In the data that follows, count every line holding the string "ensure" and give the count alone.
——
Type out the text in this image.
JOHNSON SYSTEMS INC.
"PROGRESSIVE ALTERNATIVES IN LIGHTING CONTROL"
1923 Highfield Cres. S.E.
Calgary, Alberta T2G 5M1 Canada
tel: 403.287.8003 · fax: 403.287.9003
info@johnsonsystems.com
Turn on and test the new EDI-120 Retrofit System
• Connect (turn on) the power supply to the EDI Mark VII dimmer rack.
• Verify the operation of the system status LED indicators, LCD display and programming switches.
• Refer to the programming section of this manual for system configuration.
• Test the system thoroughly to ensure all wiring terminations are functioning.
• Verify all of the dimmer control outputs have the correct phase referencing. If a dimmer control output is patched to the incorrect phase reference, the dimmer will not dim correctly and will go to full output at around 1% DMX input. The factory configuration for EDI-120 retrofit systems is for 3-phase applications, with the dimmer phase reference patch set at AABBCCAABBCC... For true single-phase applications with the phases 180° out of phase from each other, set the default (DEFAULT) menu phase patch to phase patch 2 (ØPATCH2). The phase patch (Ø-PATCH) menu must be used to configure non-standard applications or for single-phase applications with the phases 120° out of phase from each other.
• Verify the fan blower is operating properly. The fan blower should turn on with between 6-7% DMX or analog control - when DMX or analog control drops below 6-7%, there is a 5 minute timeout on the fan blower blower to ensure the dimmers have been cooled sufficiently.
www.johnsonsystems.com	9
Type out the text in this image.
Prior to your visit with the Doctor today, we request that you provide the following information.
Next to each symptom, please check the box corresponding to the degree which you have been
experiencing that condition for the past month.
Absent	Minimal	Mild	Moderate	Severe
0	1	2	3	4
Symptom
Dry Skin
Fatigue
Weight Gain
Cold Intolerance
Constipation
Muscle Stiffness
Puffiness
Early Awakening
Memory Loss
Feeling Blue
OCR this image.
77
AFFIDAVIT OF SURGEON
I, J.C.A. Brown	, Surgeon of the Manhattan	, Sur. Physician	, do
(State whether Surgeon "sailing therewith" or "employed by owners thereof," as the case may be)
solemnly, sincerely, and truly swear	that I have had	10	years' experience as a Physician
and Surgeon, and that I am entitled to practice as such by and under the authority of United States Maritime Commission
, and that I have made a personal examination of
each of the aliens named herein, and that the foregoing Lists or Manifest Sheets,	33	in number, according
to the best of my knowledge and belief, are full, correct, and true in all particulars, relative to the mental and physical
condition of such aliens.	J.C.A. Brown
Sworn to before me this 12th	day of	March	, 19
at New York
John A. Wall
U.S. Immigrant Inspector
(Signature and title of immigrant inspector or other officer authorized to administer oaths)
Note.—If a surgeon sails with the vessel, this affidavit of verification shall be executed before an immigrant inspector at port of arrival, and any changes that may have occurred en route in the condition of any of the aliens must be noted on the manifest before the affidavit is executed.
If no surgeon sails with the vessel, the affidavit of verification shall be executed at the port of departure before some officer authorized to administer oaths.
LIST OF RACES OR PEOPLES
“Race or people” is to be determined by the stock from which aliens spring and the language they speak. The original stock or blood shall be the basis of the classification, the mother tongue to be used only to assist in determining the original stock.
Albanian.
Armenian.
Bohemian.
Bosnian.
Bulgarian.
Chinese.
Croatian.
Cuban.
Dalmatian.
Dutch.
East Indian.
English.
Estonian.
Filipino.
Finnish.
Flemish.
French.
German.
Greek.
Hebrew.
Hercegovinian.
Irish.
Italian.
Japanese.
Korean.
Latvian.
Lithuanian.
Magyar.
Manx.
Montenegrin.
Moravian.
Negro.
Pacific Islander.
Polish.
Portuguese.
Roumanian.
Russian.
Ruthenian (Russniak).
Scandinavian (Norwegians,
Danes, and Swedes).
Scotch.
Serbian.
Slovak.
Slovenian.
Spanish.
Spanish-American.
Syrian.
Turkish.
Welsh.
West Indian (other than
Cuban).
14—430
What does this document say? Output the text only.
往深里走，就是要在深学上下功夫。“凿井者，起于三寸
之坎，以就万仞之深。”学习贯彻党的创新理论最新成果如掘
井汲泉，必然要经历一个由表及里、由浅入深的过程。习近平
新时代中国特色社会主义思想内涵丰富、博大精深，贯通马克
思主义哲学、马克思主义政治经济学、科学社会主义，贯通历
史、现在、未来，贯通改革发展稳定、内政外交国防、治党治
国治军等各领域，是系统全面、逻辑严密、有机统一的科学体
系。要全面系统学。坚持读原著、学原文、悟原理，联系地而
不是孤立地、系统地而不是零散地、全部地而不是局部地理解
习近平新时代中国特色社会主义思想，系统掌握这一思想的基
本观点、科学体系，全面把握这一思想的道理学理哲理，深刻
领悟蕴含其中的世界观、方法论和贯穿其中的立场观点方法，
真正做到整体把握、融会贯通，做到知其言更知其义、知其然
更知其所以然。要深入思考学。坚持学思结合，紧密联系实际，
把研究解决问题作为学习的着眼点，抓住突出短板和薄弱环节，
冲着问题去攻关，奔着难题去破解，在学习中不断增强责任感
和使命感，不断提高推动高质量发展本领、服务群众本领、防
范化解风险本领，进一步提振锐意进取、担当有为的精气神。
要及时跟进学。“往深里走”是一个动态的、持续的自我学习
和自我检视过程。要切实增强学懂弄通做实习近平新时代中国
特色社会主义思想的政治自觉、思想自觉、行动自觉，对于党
——
■ COMPLETE ANSWER: 2